GOAL OF THE EXERCISE: Rewrite the records starting at the line with "y-gridline (48, 474, 740, 476)" and ending at the line with "y-axis-tick-label: 10% (15, 238, 42, 254)", replacing "y-axis-tick-label" with "y-tick-label" and changing nothing else. Return only those lines.
##### EXERCISE MATERIALS #####
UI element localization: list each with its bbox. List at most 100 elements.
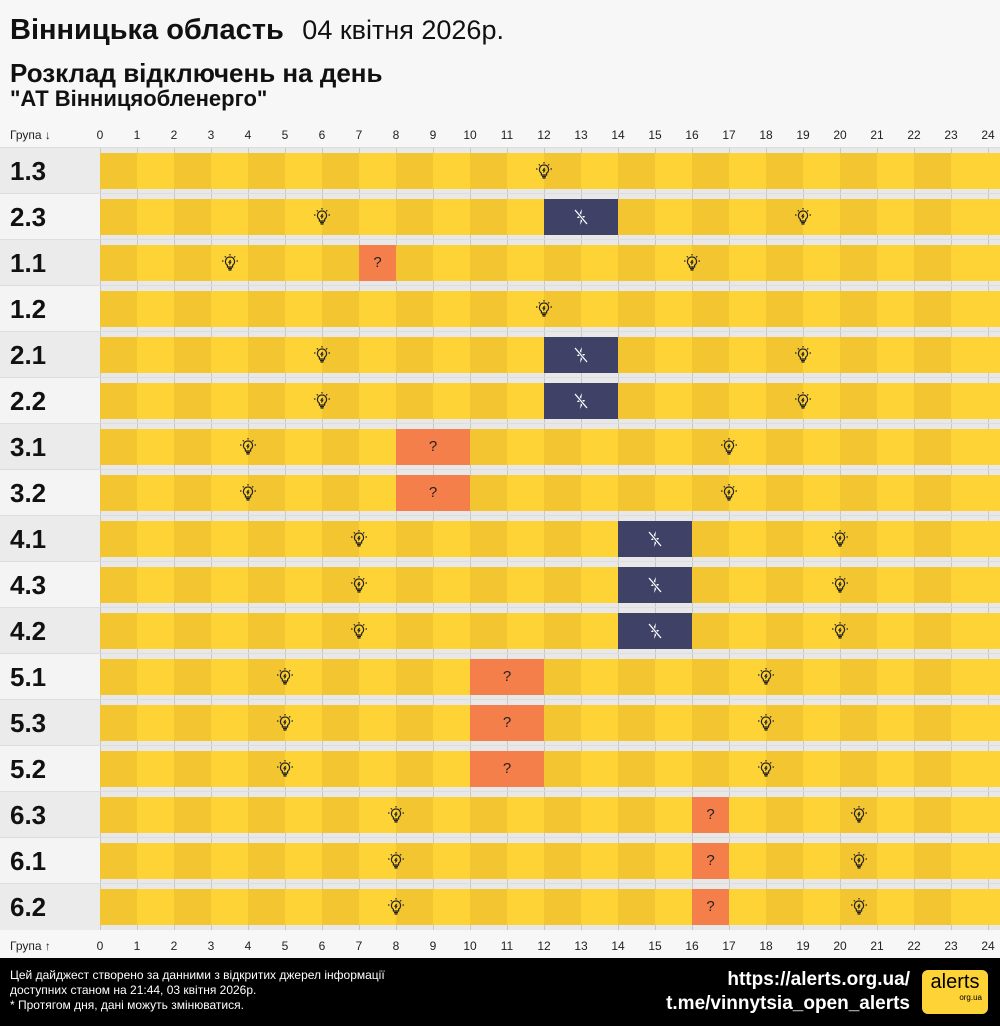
power-on-cell (433, 153, 470, 189)
power-on-cell (692, 521, 729, 557)
power-on-cell (100, 245, 137, 281)
power-on-cell (322, 889, 359, 925)
group-row: 2.2 (0, 377, 1000, 424)
power-on-cell (692, 613, 729, 649)
power-on-cell (840, 199, 877, 235)
power-on-cell (211, 291, 248, 327)
power-on-cell (877, 383, 914, 419)
power-on-cell (248, 613, 285, 649)
hour-track (100, 378, 1000, 424)
power-on-cell (359, 567, 396, 603)
group-name: 4.1 (0, 516, 100, 562)
power-on-cell (655, 659, 692, 695)
power-on-cell (877, 705, 914, 741)
power-on-cell (581, 613, 618, 649)
lightbulb-icon (756, 667, 776, 687)
power-on-cell (729, 337, 766, 373)
group-row: 1.3 (0, 147, 1000, 194)
hour-tick: 21 (870, 128, 884, 142)
power-on-cell (470, 889, 507, 925)
power-on-cell (100, 383, 137, 419)
power-on-cell (507, 613, 544, 649)
power-on-cell (655, 751, 692, 787)
possible-off-segment (396, 429, 470, 465)
power-on-cell (396, 291, 433, 327)
power-on-cell (100, 889, 137, 925)
power-on-cell (544, 521, 581, 557)
power-on-cell (396, 797, 433, 833)
power-on-cell (137, 153, 174, 189)
power-on-cell (655, 245, 692, 281)
power-on-cell (729, 429, 766, 465)
power-on-cell (951, 475, 1000, 511)
power-off-icon (645, 529, 665, 549)
possible-off-segment (396, 475, 470, 511)
group-row: 2.3 (0, 193, 1000, 240)
power-on-cell (840, 751, 877, 787)
power-on-cell (914, 659, 951, 695)
power-on-cell (544, 705, 581, 741)
power-on-cell (359, 751, 396, 787)
power-on-cell (655, 199, 692, 235)
power-on-cell (766, 659, 803, 695)
power-on-cell (692, 705, 729, 741)
power-on-cell (137, 291, 174, 327)
hour-track: ? (100, 470, 1000, 516)
lightbulb-icon (238, 437, 258, 457)
hour-tick: 18 (759, 939, 773, 953)
hour-tick: 13 (574, 939, 588, 953)
group-name: 1.3 (0, 148, 100, 194)
telegram-link[interactable]: t.me/vinnytsia_open_alerts (666, 993, 910, 1014)
power-on-cell (692, 659, 729, 695)
power-on-cell (248, 659, 285, 695)
power-on-cell (877, 797, 914, 833)
power-on-cell (211, 613, 248, 649)
power-on-cell (692, 153, 729, 189)
power-on-cell (174, 843, 211, 879)
power-on-cell (137, 613, 174, 649)
power-on-cell (581, 705, 618, 741)
power-on-cell (285, 889, 322, 925)
power-off-icon (571, 207, 591, 227)
hour-tick: 15 (648, 128, 662, 142)
lightbulb-icon (830, 621, 850, 641)
power-on-cell (544, 843, 581, 879)
power-on-cell (137, 843, 174, 879)
power-on-cell (951, 613, 1000, 649)
power-on-cell (951, 245, 1000, 281)
hour-tick: 17 (722, 128, 736, 142)
power-on-cell (322, 613, 359, 649)
power-on-cell (877, 751, 914, 787)
power-on-cell (359, 613, 396, 649)
power-on-cell (322, 291, 359, 327)
power-on-cell (581, 245, 618, 281)
hour-track (100, 194, 1000, 240)
power-on-cell (100, 291, 137, 327)
power-on-cell (840, 613, 877, 649)
group-name: 5.1 (0, 654, 100, 700)
subtitle: Розклад відключень на день (10, 58, 383, 88)
power-on-cell (544, 291, 581, 327)
lightbulb-icon (793, 207, 813, 227)
power-on-cell (322, 797, 359, 833)
power-on-cell (174, 613, 211, 649)
group-row: 1.1? (0, 239, 1000, 286)
power-on-cell (396, 383, 433, 419)
power-on-cell (618, 291, 655, 327)
hour-tick: 24 (981, 939, 995, 953)
power-on-cell (322, 475, 359, 511)
power-on-cell (285, 751, 322, 787)
power-on-cell (211, 199, 248, 235)
power-on-cell (322, 521, 359, 557)
power-on-cell (766, 475, 803, 511)
power-on-cell (248, 199, 285, 235)
power-on-cell (248, 705, 285, 741)
lightbulb-icon (534, 161, 554, 181)
site-link[interactable]: https://alerts.org.ua/ (727, 969, 910, 990)
power-on-cell (692, 337, 729, 373)
schedule-grid: 1.3 2.3 1.1? 1.2 2.1 2.2 3.1? 3.2? 4.1 4.3 4.2 5.1?… (0, 147, 1000, 930)
power-off-icon (645, 575, 665, 595)
hour-tick: 0 (96, 939, 104, 953)
power-on-cell (507, 521, 544, 557)
power-on-cell (618, 153, 655, 189)
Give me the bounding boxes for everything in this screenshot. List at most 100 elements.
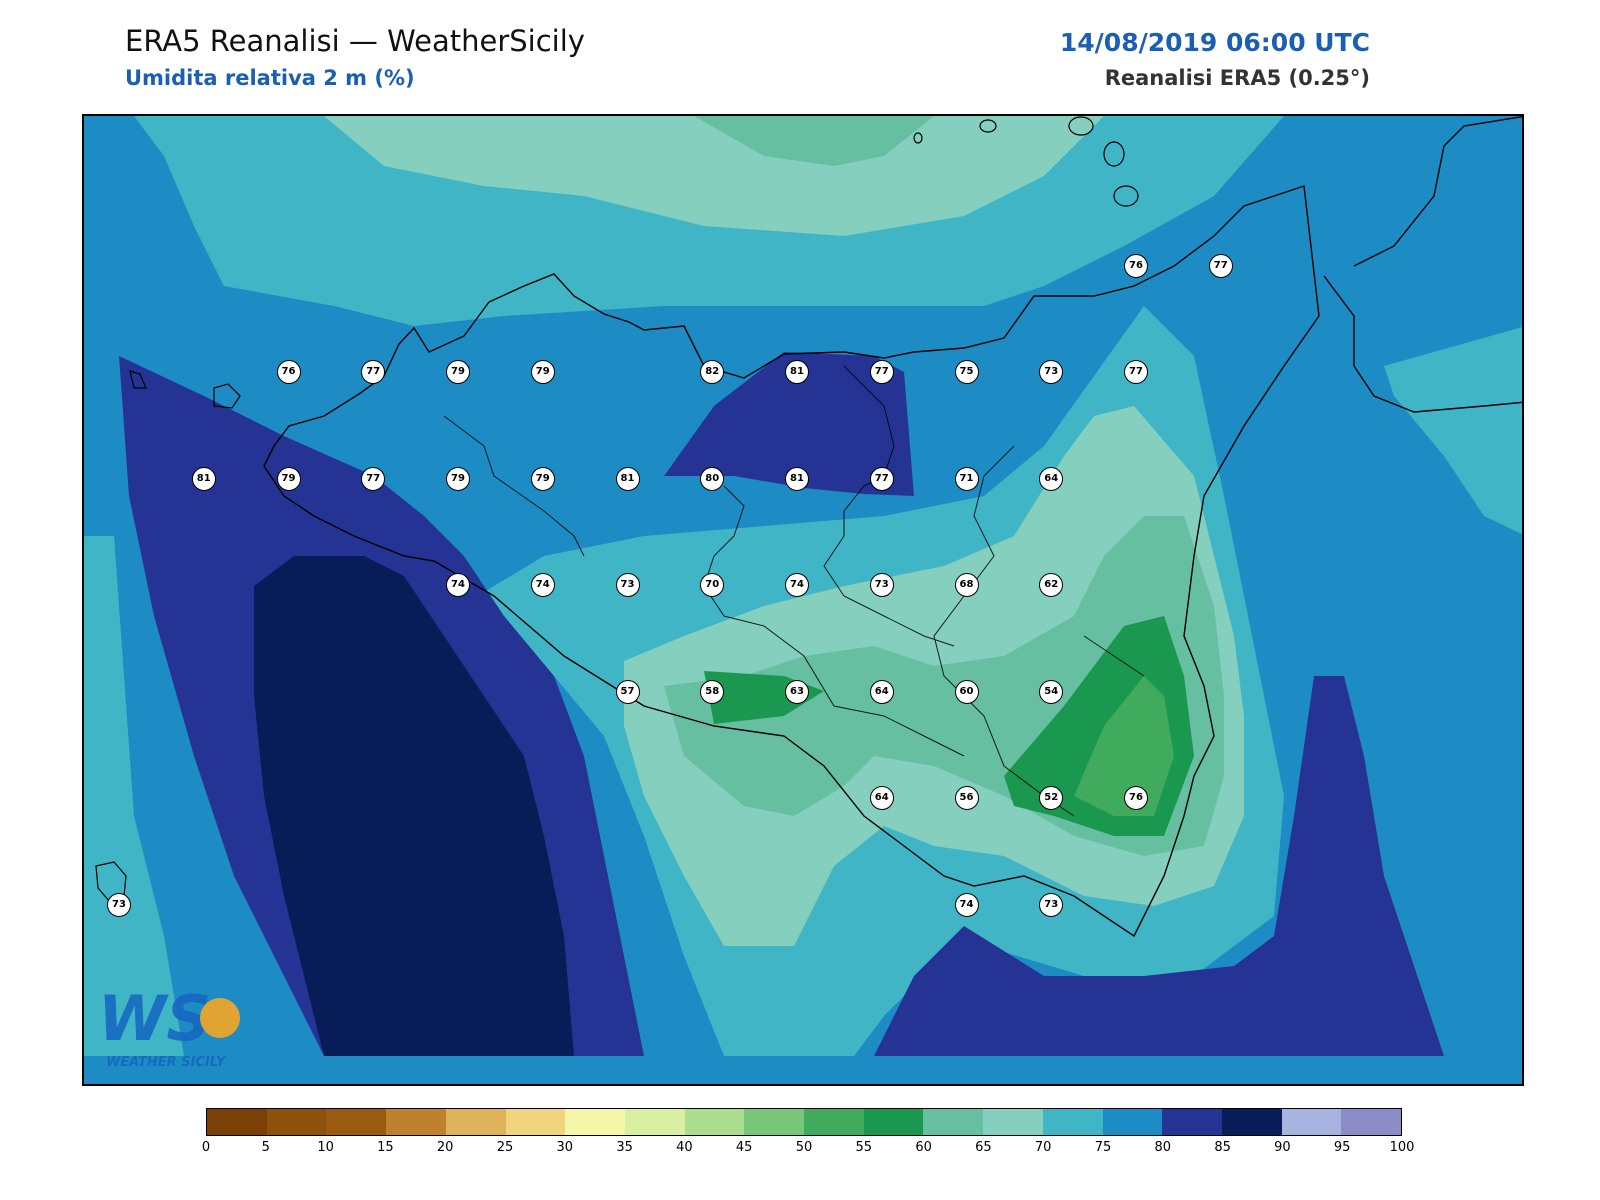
colorbar-tick-label: 30 bbox=[556, 1140, 574, 1155]
station-value: 70 bbox=[700, 573, 725, 597]
station-value: 80 bbox=[700, 466, 725, 491]
colorbar-tick-label: 15 bbox=[377, 1140, 394, 1155]
station-value: 73 bbox=[1039, 360, 1064, 384]
contour-80-85-central bbox=[664, 352, 914, 496]
station-value: 82 bbox=[700, 360, 725, 384]
station-value: 63 bbox=[785, 679, 809, 704]
station-value: 74 bbox=[446, 573, 470, 597]
colorbar-tick-label: 55 bbox=[855, 1140, 873, 1155]
station-value: 73 bbox=[869, 573, 894, 597]
colorbar-tick-label: 80 bbox=[1154, 1140, 1172, 1155]
colorbar-tick-label: 85 bbox=[1214, 1140, 1231, 1155]
station-value: 77 bbox=[361, 360, 386, 384]
colorbar-tick-label: 90 bbox=[1274, 1140, 1291, 1155]
station-value: 71 bbox=[954, 466, 979, 491]
data-source: Reanalisi ERA5 (0.25°) bbox=[1104, 66, 1370, 90]
colorbar-swatch bbox=[1341, 1109, 1402, 1135]
station-value: 74 bbox=[530, 573, 555, 597]
station-value: 77 bbox=[869, 466, 894, 491]
station-value: 64 bbox=[869, 786, 894, 810]
colorbar-swatch bbox=[983, 1109, 1043, 1135]
station-value: 81 bbox=[615, 466, 640, 491]
contour-65-70-north bbox=[324, 116, 1104, 236]
sun-icon bbox=[200, 998, 240, 1038]
station-value: 76 bbox=[1124, 786, 1148, 810]
colorbar-swatch bbox=[505, 1109, 566, 1135]
weathersicily-logo: WS WEATHER SICILY bbox=[98, 982, 240, 1070]
aeolian-islands bbox=[913, 116, 1139, 207]
contour-85-90 bbox=[254, 556, 574, 1056]
station-value: 73 bbox=[1039, 892, 1064, 917]
station-value: 74 bbox=[954, 892, 979, 917]
colorbar-tick-label: 45 bbox=[735, 1140, 753, 1155]
station-value: 73 bbox=[107, 892, 131, 917]
station-value: 77 bbox=[869, 360, 894, 384]
colorbar-swatch bbox=[1042, 1109, 1103, 1135]
province-borders bbox=[443, 365, 1145, 817]
station-value: 62 bbox=[1039, 573, 1064, 597]
station-value: 74 bbox=[785, 573, 809, 597]
station-value: 75 bbox=[954, 360, 979, 384]
contour-60-65-north bbox=[694, 116, 934, 166]
colorbar-ticks: 0 5 10 15 20 25 30 35 40 45 50 55 60 65 70 75 80 85 90 95 10… bbox=[202, 1140, 1415, 1160]
colorbar-tick-label: 0 bbox=[201, 1140, 211, 1155]
station-value: 76 bbox=[1124, 253, 1148, 278]
station-value: 58 bbox=[700, 679, 725, 704]
station-value: 81 bbox=[785, 466, 809, 491]
station-value: 79 bbox=[530, 360, 555, 384]
station-value: 60 bbox=[954, 679, 979, 704]
station-value: 79 bbox=[446, 466, 470, 491]
colorbar-swatch bbox=[923, 1109, 984, 1135]
valid-datetime: 14/08/2019 06:00 UTC bbox=[1059, 28, 1370, 57]
contour-80-85-south bbox=[874, 676, 1444, 1056]
station-value: 64 bbox=[1039, 466, 1064, 491]
contour-50-55 bbox=[1074, 676, 1174, 816]
colorbar-swatch bbox=[684, 1109, 745, 1135]
colorbar-tick-label: 20 bbox=[436, 1140, 454, 1155]
colorbar-swatch bbox=[326, 1109, 387, 1135]
colorbar-swatch bbox=[1102, 1109, 1163, 1135]
humidity-contour-map bbox=[84, 116, 1522, 1056]
colorbar-tick-label: 35 bbox=[616, 1140, 633, 1155]
station-value: 81 bbox=[191, 466, 216, 491]
colorbar-swatch bbox=[624, 1109, 685, 1135]
colorbar-tick-label: 50 bbox=[795, 1140, 813, 1155]
colorbar-tick-label: 10 bbox=[317, 1140, 334, 1155]
colorbar bbox=[206, 1108, 1402, 1136]
logo-text: WEATHER SICILY bbox=[106, 1055, 227, 1070]
egadi-islands bbox=[129, 370, 241, 409]
colorbar-swatch bbox=[445, 1109, 506, 1135]
contour-70-75-west bbox=[84, 536, 184, 1056]
colorbar-tick-label: 5 bbox=[261, 1140, 270, 1155]
colorbar-swatch bbox=[1281, 1109, 1342, 1135]
station-value: 77 bbox=[1208, 253, 1233, 278]
station-value: 77 bbox=[1124, 360, 1148, 384]
station-value: 68 bbox=[954, 573, 979, 597]
colorbar-tick-label: 70 bbox=[1034, 1140, 1052, 1155]
colorbar-tick-label: 75 bbox=[1094, 1140, 1112, 1155]
colorbar-swatch bbox=[744, 1109, 805, 1135]
sicily-coastline bbox=[263, 185, 1320, 938]
colorbar-swatch bbox=[207, 1109, 267, 1135]
map-title: ERA5 Reanalisi — WeatherSicily bbox=[125, 24, 585, 58]
map-panel: 76 77 79 79 82 81 77 75 73 77 76 77 81 79 77 79 79 81 80 81… bbox=[82, 114, 1524, 1086]
colorbar-tick-label: 95 bbox=[1333, 1140, 1351, 1155]
station-value: 79 bbox=[446, 360, 470, 384]
colorbar-swatch bbox=[863, 1109, 924, 1135]
station-value: 56 bbox=[954, 786, 979, 810]
colorbar-tick-label: 25 bbox=[496, 1140, 514, 1155]
variable-subtitle: Umidita relativa 2 m (%) bbox=[125, 66, 415, 90]
station-value: 52 bbox=[1039, 786, 1064, 810]
colorbar-swatch bbox=[565, 1109, 625, 1135]
station-value: 79 bbox=[530, 466, 555, 491]
colorbar-tick-label: 60 bbox=[915, 1140, 932, 1155]
station-value: 57 bbox=[615, 679, 640, 704]
colorbar-swatch bbox=[1162, 1109, 1222, 1135]
station-value: 73 bbox=[615, 573, 640, 597]
colorbar-swatch bbox=[1221, 1109, 1282, 1135]
station-value: 76 bbox=[276, 360, 301, 384]
colorbar-tick-label: 65 bbox=[975, 1140, 992, 1155]
logo-letters: WS bbox=[98, 982, 211, 1055]
colorbar-tick-label: 100 bbox=[1389, 1140, 1415, 1155]
colorbar-swatch bbox=[266, 1109, 327, 1135]
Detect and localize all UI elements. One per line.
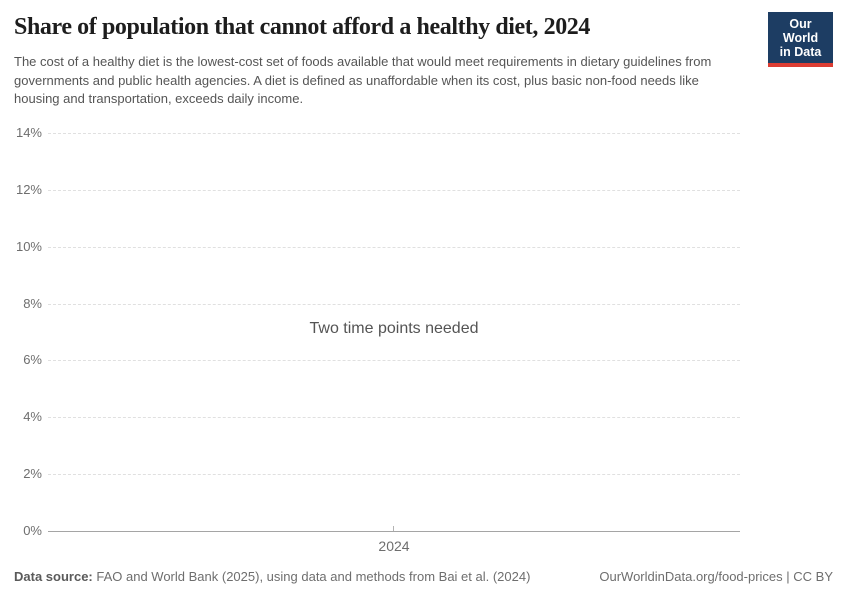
y-gridline (48, 474, 740, 476)
y-gridline (48, 360, 740, 362)
data-source-text: FAO and World Bank (2025), using data an… (96, 569, 531, 584)
owid-logo[interactable]: Our World in Data (768, 12, 833, 67)
x-axis-tick-mark (393, 526, 394, 531)
chart-title: Share of population that cannot afford a… (14, 14, 591, 40)
x-axis-baseline (48, 531, 740, 532)
owid-logo-line2: in Data (779, 45, 822, 59)
citation-link[interactable]: OurWorldinData.org/food-prices | CC BY (599, 569, 833, 584)
y-axis-tick-label: 4% (23, 409, 42, 425)
y-axis-tick-label: 12% (15, 181, 42, 197)
empty-chart-message: Two time points needed (309, 320, 479, 337)
y-axis-tick-label: 0% (23, 523, 42, 538)
x-axis-tick-label: 2024 (378, 538, 410, 554)
chart-subtitle: The cost of a healthy diet is the lowest… (14, 54, 712, 106)
y-axis-tick-label: 10% (15, 238, 42, 254)
y-axis-tick-label: 2% (23, 466, 42, 482)
y-axis-tick-label: 14% (15, 125, 42, 140)
y-gridline (48, 189, 740, 191)
owid-logo-line1: Our World (782, 17, 819, 45)
y-axis-tick-label: 8% (23, 295, 42, 311)
data-source-label: Data source: (14, 569, 93, 584)
y-axis-tick-label: 6% (23, 352, 42, 368)
y-gridline (48, 246, 740, 248)
y-gridline (48, 133, 740, 134)
y-gridline (48, 303, 740, 305)
data-source-note: Data source: FAO and World Bank (2025), … (14, 569, 530, 584)
y-gridline (48, 417, 740, 419)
#####
PROBLEM SOLUTION:
y-gridline (48, 474, 740, 476)
y-gridline (48, 360, 740, 362)
data-source-text: FAO and World Bank (2025), using data an… (96, 569, 531, 584)
owid-logo[interactable]: Our World in Data (768, 12, 833, 67)
x-axis-tick-mark (393, 526, 394, 531)
chart-title: Share of population that cannot afford a… (14, 14, 591, 40)
x-axis-baseline (48, 531, 740, 532)
owid-logo-line2: in Data (779, 45, 822, 59)
citation-link[interactable]: OurWorldinData.org/food-prices | CC BY (599, 569, 833, 584)
y-tick-label: 4% (23, 409, 42, 425)
y-tick-label: 12% (15, 181, 42, 197)
empty-chart-message: Two time points needed (309, 320, 479, 337)
y-tick-label: 0% (23, 523, 42, 538)
x-axis-tick-label: 2024 (378, 538, 410, 554)
chart-subtitle: The cost of a healthy diet is the lowest… (14, 54, 712, 106)
y-tick-label: 10% (15, 238, 42, 254)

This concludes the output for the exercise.